_What is expected_.
Transcribe the listing below word for word.
-- start of The data --
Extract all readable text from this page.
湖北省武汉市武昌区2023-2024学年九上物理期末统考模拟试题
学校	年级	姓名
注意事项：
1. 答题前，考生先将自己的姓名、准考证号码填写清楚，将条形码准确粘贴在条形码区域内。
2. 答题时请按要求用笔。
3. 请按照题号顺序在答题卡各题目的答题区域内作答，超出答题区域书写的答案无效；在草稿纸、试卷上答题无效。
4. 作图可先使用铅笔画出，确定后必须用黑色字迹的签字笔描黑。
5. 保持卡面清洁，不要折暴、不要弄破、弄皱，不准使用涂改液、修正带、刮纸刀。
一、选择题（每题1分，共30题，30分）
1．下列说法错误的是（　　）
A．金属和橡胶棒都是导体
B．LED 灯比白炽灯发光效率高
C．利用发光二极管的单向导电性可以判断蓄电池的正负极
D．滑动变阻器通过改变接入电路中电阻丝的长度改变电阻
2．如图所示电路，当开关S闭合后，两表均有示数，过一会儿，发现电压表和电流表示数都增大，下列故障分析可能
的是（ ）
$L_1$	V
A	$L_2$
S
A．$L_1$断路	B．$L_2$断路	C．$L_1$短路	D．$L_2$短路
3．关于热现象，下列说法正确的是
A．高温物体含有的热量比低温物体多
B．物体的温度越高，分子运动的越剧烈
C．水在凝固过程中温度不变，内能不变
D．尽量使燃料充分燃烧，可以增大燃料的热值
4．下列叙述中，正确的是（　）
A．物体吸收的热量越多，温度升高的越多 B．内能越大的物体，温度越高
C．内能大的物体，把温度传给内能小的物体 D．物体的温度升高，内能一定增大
-- end of The data --
_Problem solution_.
Extract all readable text from this page.
湖北省武汉市武昌区2023-2024学年九上物理期末统考模拟试题
学校	年级	姓名
注意事项：
1. 答题前，考生先将自己的姓名、准考证号码填写清楚，将条形码准确粘贴在条形码区域内。
2. 答题时请按要求用笔。
3. 请按照题号顺序在答题卡各题目的答题区域内作答，超出答题区域书写的答案无效；在草稿纸、试卷上答题无效。
4. 作图可先使用铅笔画出，确定后必须用黑色字迹的签字笔描黑。
5. 保持卡面清洁，不要折暴、不要弄破、弄皱，不准使用涂改液、修正带、刮纸刀。
一、选择题（每题1分，共30题，30分）
1．下列说法错误的是（　　）
A．金属和橡胶棒都是导体
B．LED 灯比白炽灯发光效率高
C．利用发光二极管的单向导电性可以判断蓄电池的正负极
D．滑动变阻器通过改变接入电路中电阻丝的长度改变电阻
2．如图所示电路，当开关S闭合后，两表均有示数，过一会儿，发现电压表和电流表示数都增大，下列故障分析可能
的是（ ）
$L_1$	V
A	$L_2$
S
A．$L_1$断路	B．$L_2$断路	C．$L_1$短路	D．$L_2$短路
3．关于热现象，下列说法正确的是
A．高温物体含有的热量比低温物体多
B．物体的温度越高，分子运动的越剧烈
C．水在凝固过程中温度不变，内能不变
D．尽量使燃料充分燃烧，可以增大燃料的热值
4．下列叙述中，正确的是（　）
A．物体吸收的热量越多，温度升高的越多 B．内能越大的物体，温度越高
C．内能大的物体，把温度传给内能小的物体 D．物体的温度升高，内能一定增大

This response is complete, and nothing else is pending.